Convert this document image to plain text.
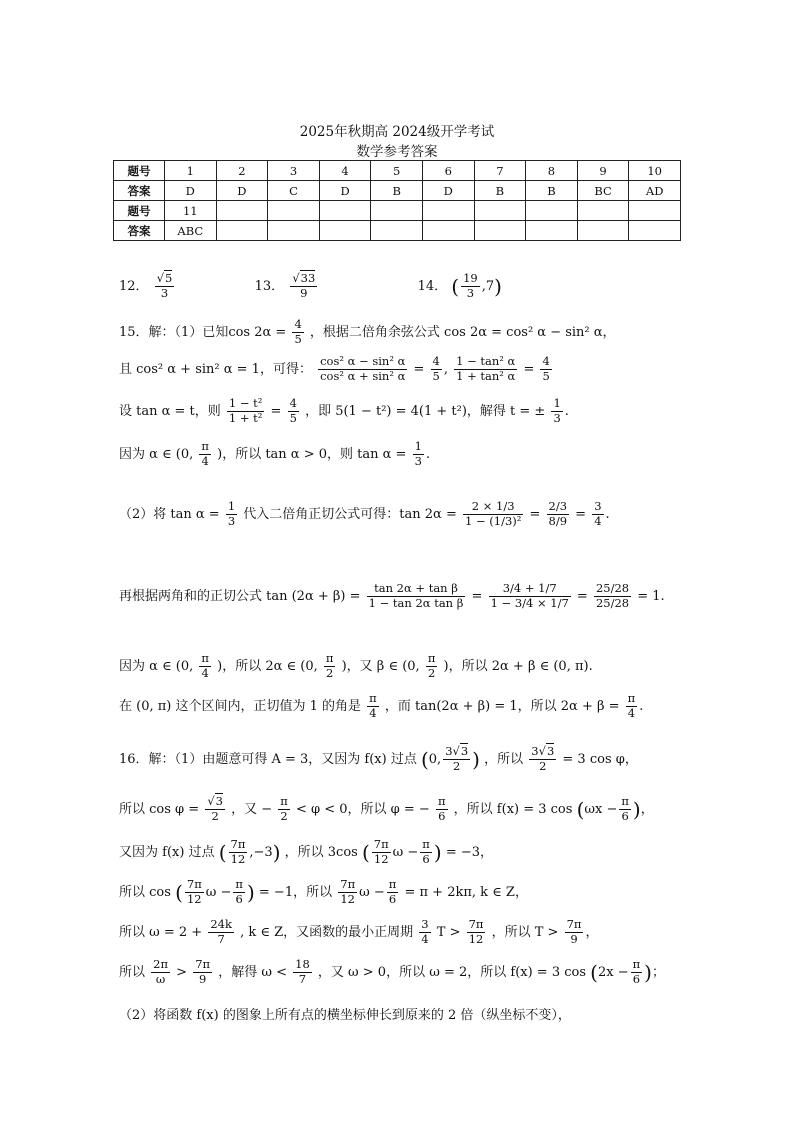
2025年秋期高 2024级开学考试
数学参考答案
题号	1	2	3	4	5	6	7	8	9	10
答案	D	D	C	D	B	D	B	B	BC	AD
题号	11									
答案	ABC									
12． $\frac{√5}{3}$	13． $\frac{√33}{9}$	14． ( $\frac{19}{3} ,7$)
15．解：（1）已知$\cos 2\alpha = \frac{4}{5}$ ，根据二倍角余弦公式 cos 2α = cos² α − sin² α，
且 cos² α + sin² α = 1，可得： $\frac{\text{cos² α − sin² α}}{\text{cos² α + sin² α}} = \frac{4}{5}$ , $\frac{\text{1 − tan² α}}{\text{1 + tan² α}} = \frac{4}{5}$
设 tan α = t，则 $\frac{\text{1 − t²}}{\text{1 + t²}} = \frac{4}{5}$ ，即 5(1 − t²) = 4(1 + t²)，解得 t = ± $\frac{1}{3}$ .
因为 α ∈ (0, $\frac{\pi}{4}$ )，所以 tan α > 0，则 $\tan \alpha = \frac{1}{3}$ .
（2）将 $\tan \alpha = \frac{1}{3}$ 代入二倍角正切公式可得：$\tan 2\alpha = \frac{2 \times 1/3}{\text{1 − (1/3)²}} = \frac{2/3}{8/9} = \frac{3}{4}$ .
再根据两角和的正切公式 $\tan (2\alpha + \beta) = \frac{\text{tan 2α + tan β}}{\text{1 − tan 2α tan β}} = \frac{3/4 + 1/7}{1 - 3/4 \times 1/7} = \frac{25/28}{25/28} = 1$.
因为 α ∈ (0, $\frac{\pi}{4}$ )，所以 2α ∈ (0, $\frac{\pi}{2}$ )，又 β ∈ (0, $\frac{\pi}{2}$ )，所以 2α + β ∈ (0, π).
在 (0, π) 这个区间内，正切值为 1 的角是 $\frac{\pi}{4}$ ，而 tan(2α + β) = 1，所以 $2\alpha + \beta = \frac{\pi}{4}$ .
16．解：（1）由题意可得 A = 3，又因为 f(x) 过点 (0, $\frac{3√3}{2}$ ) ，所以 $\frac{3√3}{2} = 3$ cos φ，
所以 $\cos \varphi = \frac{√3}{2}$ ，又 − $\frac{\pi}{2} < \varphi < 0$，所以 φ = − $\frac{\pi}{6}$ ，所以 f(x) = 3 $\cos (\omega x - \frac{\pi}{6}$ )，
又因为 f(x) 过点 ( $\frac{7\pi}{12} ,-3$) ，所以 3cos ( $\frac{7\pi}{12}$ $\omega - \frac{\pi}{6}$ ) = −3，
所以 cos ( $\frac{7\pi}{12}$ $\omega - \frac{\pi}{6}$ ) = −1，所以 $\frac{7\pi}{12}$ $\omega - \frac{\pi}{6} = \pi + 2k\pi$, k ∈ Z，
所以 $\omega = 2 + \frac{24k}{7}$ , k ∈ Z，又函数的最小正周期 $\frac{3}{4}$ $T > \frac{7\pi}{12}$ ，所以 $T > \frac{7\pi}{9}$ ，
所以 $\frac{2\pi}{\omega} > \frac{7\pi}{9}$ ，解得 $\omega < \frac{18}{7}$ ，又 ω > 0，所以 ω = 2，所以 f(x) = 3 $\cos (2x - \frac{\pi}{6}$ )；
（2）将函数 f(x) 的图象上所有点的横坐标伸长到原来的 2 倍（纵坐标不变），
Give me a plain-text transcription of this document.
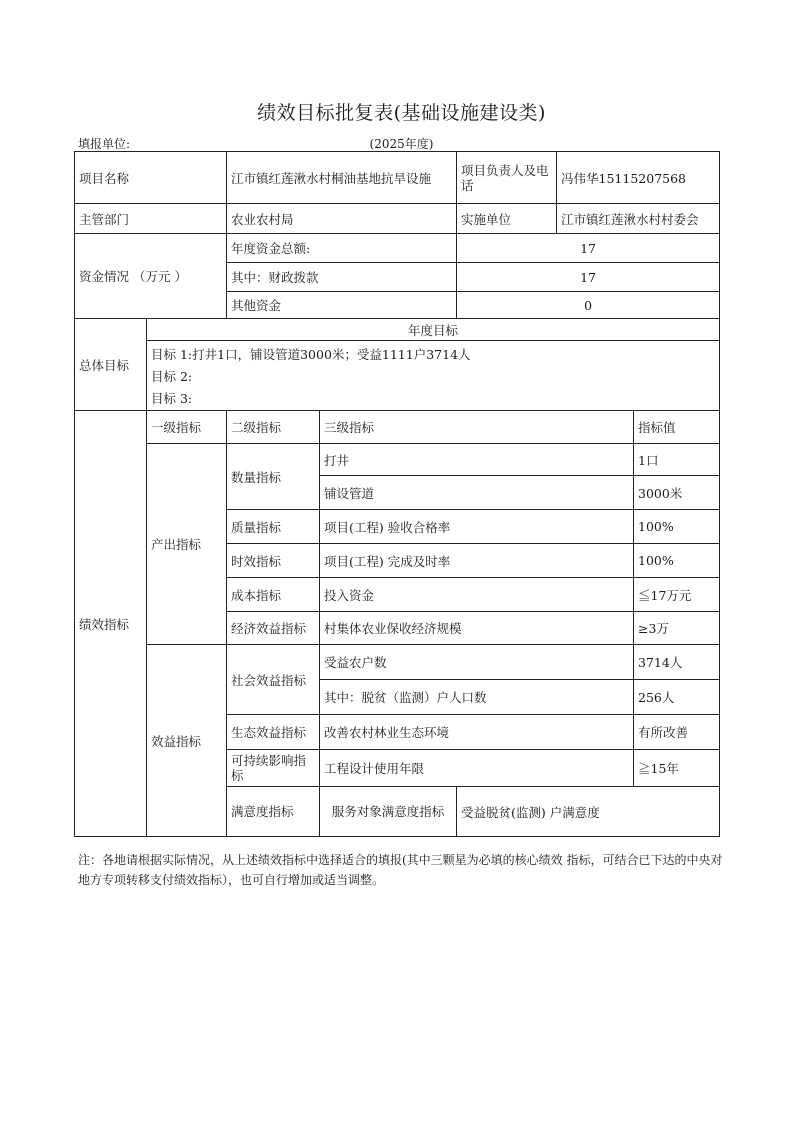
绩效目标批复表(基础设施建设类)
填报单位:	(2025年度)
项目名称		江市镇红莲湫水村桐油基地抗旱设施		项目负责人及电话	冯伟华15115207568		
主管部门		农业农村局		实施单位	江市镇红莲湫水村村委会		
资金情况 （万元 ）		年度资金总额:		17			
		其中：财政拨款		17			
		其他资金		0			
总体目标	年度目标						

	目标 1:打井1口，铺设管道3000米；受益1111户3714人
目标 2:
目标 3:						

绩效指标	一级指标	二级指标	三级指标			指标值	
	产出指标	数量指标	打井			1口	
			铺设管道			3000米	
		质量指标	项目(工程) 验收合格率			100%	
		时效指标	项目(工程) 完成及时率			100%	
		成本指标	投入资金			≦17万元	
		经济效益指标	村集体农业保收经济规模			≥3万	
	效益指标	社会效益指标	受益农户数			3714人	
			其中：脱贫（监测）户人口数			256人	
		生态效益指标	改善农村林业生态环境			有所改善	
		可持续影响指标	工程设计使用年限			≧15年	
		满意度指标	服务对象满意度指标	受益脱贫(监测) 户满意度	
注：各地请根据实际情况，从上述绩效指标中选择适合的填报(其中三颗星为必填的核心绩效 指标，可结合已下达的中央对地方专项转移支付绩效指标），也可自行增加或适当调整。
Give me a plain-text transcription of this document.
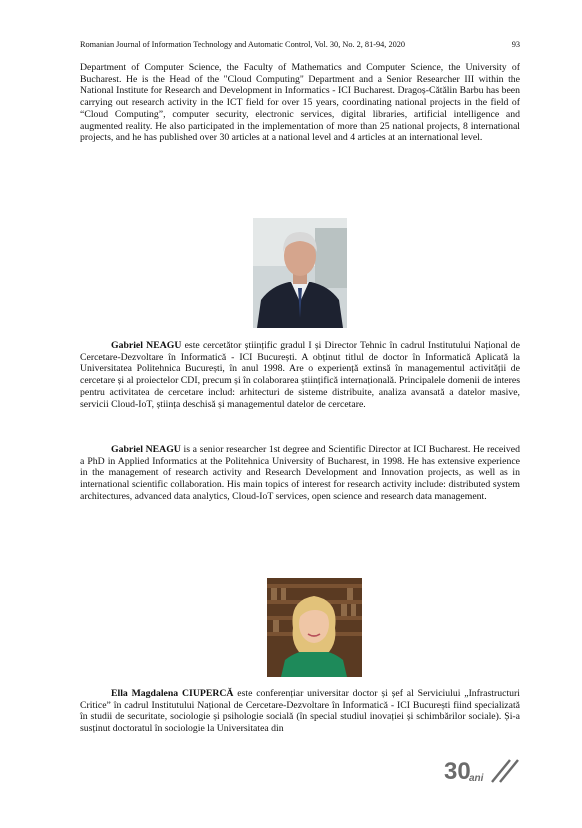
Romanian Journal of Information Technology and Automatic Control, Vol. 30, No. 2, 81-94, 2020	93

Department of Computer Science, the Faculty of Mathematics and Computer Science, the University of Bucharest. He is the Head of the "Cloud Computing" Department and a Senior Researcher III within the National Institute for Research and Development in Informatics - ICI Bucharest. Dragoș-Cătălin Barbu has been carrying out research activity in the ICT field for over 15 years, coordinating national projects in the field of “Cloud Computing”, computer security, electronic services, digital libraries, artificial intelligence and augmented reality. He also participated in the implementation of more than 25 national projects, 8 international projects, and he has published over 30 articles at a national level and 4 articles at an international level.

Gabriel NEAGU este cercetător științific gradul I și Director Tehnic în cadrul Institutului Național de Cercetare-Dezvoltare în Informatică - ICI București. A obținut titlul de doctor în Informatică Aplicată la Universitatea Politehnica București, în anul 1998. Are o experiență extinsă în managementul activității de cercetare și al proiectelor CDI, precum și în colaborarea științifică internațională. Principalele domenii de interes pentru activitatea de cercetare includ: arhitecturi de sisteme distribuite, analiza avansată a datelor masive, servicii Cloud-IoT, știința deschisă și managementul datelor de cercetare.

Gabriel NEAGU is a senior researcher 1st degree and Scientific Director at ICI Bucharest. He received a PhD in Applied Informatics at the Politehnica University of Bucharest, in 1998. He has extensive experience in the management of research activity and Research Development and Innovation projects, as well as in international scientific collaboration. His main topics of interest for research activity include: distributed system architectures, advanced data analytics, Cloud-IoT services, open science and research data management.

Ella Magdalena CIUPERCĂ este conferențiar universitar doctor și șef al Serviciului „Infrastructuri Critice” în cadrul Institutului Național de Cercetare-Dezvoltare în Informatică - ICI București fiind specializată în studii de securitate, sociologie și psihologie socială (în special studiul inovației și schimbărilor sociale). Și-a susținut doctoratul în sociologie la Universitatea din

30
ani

..............................

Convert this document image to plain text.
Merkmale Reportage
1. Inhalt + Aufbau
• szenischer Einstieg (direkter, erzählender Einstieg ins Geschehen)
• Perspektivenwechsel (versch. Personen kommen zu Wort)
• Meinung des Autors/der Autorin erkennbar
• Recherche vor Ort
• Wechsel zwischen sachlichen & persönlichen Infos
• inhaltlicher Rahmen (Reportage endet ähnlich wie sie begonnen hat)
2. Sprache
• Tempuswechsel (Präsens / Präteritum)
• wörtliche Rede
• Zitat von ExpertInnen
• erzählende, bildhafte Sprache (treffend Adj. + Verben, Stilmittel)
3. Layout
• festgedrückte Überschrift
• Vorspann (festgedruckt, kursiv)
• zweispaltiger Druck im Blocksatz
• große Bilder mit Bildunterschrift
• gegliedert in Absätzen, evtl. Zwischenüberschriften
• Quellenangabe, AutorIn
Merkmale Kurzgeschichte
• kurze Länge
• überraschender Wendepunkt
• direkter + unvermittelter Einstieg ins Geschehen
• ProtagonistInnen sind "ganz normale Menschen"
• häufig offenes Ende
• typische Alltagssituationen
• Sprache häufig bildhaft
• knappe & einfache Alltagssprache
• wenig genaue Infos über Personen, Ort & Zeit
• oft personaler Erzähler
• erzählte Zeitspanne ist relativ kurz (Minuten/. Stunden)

..............................

• STATED TASK:
Show every line from the entries above in which "Universitatea" appears.

• SOLUTION FOR THIS EXERCISE:
Gabriel NEAGU este cercetător științific gradul I și Director Tehnic în cadrul Institutului Național de Cercetare-Dezvoltare în Informatică - ICI București. A obținut titlul de doctor în Informatică Aplicată la Universitatea Politehnica București, în anul 1998. Are o experiență extinsă în managementul activității de cercetare și al proiectelor CDI, precum și în colaborarea științifică internațională. Principalele domenii de interes pentru activitatea de cercetare includ: arhitecturi de sisteme distribuite, analiza avansată a datelor masive, servicii Cloud-IoT, știința deschisă și managementul datelor de cercetare.
Ella Magdalena CIUPERCĂ este conferențiar universitar doctor și șef al Serviciului „Infrastructuri Critice” în cadrul Institutului Național de Cercetare-Dezvoltare în Informatică - ICI București fiind specializată în studii de securitate, sociologie și psihologie socială (în special studiul inovației și schimbărilor sociale). Și-a susținut doctoratul în sociologie la Universitatea din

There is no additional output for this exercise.